• _REQUIREMENT_:
Return verbatim the lines of the records below, starting at the line that contains "vlci-cell: 0.598 (0.144)" and ending at the line that contains "group-type-label: Other — [71, 309, 119, 333]", with both of those lines included.

Box annotation data
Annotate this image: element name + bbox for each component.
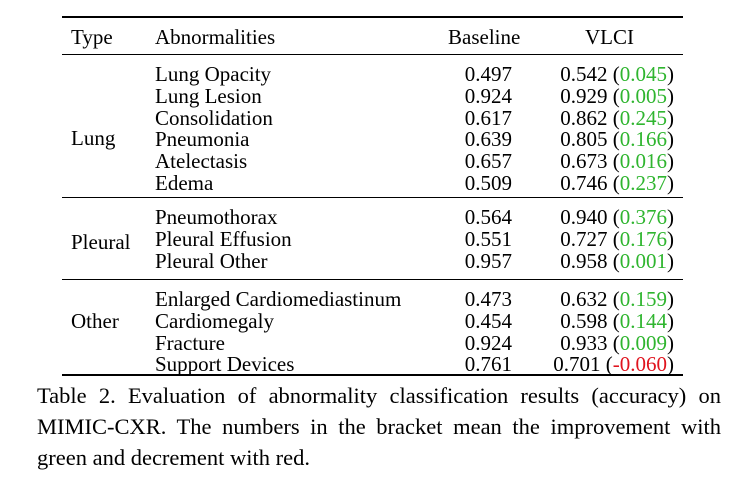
vlci-cell: 0.598 (0.144) — [560, 308, 674, 333]
table-caption: Table 2. Evaluation of abnormality class… — [37, 383, 721, 470]
header-abnormalities: Abnormalities — [155, 25, 276, 49]
vlci-cell: 0.958 (0.001) — [560, 248, 674, 273]
baseline-value: 0.957 — [464, 248, 512, 273]
vlci-value: 0.805 — [560, 127, 608, 152]
improvement-value: 0.245 — [619, 105, 667, 130]
vlci-cell: 0.701 (-0.060) — [553, 352, 674, 377]
vlci-value: 0.542 — [560, 62, 608, 86]
baseline-value: 0.639 — [464, 127, 512, 152]
baseline-value: 0.551 — [464, 226, 512, 251]
improvement-value: 0.144 — [619, 308, 667, 333]
vlci-value: 0.632 — [560, 287, 608, 311]
vlci-cell: 0.632 (0.159) — [560, 287, 674, 311]
abnormality-name: Support Devices — [155, 352, 295, 377]
vlci-cell: 0.542 (0.045) — [560, 62, 674, 86]
baseline-value: 0.924 — [464, 83, 512, 108]
group-rule-pleural — [62, 279, 683, 280]
vlci-cell: 0.929 (0.005) — [560, 83, 674, 108]
abnormality-name: Lung Lesion — [155, 83, 262, 108]
baseline-value: 0.454 — [464, 308, 512, 333]
abnormality-name: Pleural Other — [155, 248, 268, 273]
improvement-value: 0.166 — [619, 127, 667, 152]
abnormality-name: Consolidation — [155, 105, 273, 130]
baseline-value: 0.473 — [464, 287, 512, 311]
vlci-value: 0.862 — [560, 105, 608, 130]
abnormality-name: Pneumonia — [155, 127, 250, 152]
header-baseline: Baseline — [448, 25, 521, 49]
group-type-label: Other — [71, 309, 119, 333]
baseline-value: 0.509 — [464, 171, 512, 195]
header-type: Type — [71, 25, 113, 49]
abnormality-name: Enlarged Cardiomediastinum — [155, 287, 402, 311]
baseline-value: 0.761 — [464, 352, 512, 377]
abnormality-name: Pneumothorax — [155, 205, 278, 229]
baseline-value: 0.497 — [464, 62, 512, 86]
abnormality-name: Edema — [155, 171, 214, 195]
vlci-value: 0.933 — [560, 330, 608, 355]
vlci-value: 0.673 — [560, 149, 608, 174]
vlci-cell: 0.940 (0.376) — [560, 205, 674, 229]
improvement-value: 0.176 — [619, 226, 667, 251]
group-rule-lung — [62, 197, 683, 198]
vlci-cell: 0.805 (0.166) — [560, 127, 674, 152]
baseline-value: 0.564 — [464, 205, 512, 229]
improvement-value: 0.376 — [619, 205, 667, 229]
vlci-value: 0.929 — [560, 83, 608, 108]
vlci-cell: 0.673 (0.016) — [560, 149, 674, 174]
header-rule — [62, 54, 683, 55]
improvement-value: 0.005 — [619, 83, 667, 108]
vlci-cell: 0.727 (0.176) — [560, 226, 674, 251]
decrement-value: -0.060 — [612, 352, 667, 377]
header-vlci: VLCI — [585, 25, 634, 49]
baseline-value: 0.657 — [464, 149, 512, 174]
vlci-value: 0.701 — [553, 352, 601, 377]
abnormality-name: Atelectasis — [155, 149, 248, 174]
abnormality-name: Fracture — [155, 330, 225, 355]
vlci-cell: 0.746 (0.237) — [560, 171, 674, 195]
group-type-label: Pleural — [71, 230, 131, 254]
baseline-value: 0.924 — [464, 330, 512, 355]
vlci-value: 0.598 — [560, 308, 608, 333]
abnormality-name: Lung Opacity — [155, 62, 272, 86]
improvement-value: 0.009 — [619, 330, 667, 355]
improvement-value: 0.159 — [619, 287, 667, 311]
vlci-value: 0.958 — [560, 248, 608, 273]
top-rule — [62, 16, 683, 18]
vlci-value: 0.746 — [560, 171, 608, 195]
improvement-value: 0.237 — [619, 171, 667, 195]
vlci-value: 0.727 — [560, 226, 608, 251]
improvement-value: 0.001 — [619, 248, 667, 273]
abnormality-name: Cardiomegaly — [155, 308, 274, 333]
group-type-label: Lung — [71, 126, 116, 150]
vlci-value: 0.940 — [560, 205, 608, 229]
improvement-value: 0.016 — [619, 149, 667, 174]
bottom-rule — [62, 374, 683, 376]
baseline-value: 0.617 — [464, 105, 512, 130]
vlci-cell: 0.862 (0.245) — [560, 105, 674, 130]
improvement-value: 0.045 — [619, 62, 667, 86]
vlci-cell: 0.933 (0.009) — [560, 330, 674, 355]
abnormality-name: Pleural Effusion — [155, 226, 292, 251]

• _RESPONSE_:
vlci-cell: 0.598 (0.144) — [560, 308, 674, 333]
table-caption: Table 2. Evaluation of abnormality class… — [37, 383, 721, 470]
header-abnormalities: Abnormalities — [155, 25, 276, 49]
vlci-cell: 0.958 (0.001) — [560, 248, 674, 273]
baseline-value: 0.957 — [464, 248, 512, 273]
vlci-value: 0.805 — [560, 127, 608, 152]
improvement-value: 0.245 — [619, 105, 667, 130]
vlci-cell: 0.701 (-0.060) — [553, 352, 674, 377]
vlci-value: 0.542 — [560, 62, 608, 86]
baseline-value: 0.639 — [464, 127, 512, 152]
baseline-value: 0.551 — [464, 226, 512, 251]
improvement-value: 0.144 — [619, 308, 667, 333]
vlci-value: 0.632 — [560, 287, 608, 311]
vlci-cell: 0.632 (0.159) — [560, 287, 674, 311]
abnormality-name: Support Devices — [155, 352, 295, 377]
vlci-cell: 0.542 (0.045) — [560, 62, 674, 86]
baseline-value: 0.924 — [464, 83, 512, 108]
group-rule-pleural — [62, 279, 683, 280]
vlci-cell: 0.929 (0.005) — [560, 83, 674, 108]
abnormality-name: Lung Lesion — [155, 83, 262, 108]
baseline-value: 0.454 — [464, 308, 512, 333]
abnormality-name: Pleural Other — [155, 248, 268, 273]
improvement-value: 0.166 — [619, 127, 667, 152]
abnormality-name: Consolidation — [155, 105, 273, 130]
baseline-value: 0.473 — [464, 287, 512, 311]
vlci-value: 0.862 — [560, 105, 608, 130]
abnormality-name: Pneumonia — [155, 127, 250, 152]
header-baseline: Baseline — [448, 25, 521, 49]
group-type-label: Other — [71, 309, 119, 333]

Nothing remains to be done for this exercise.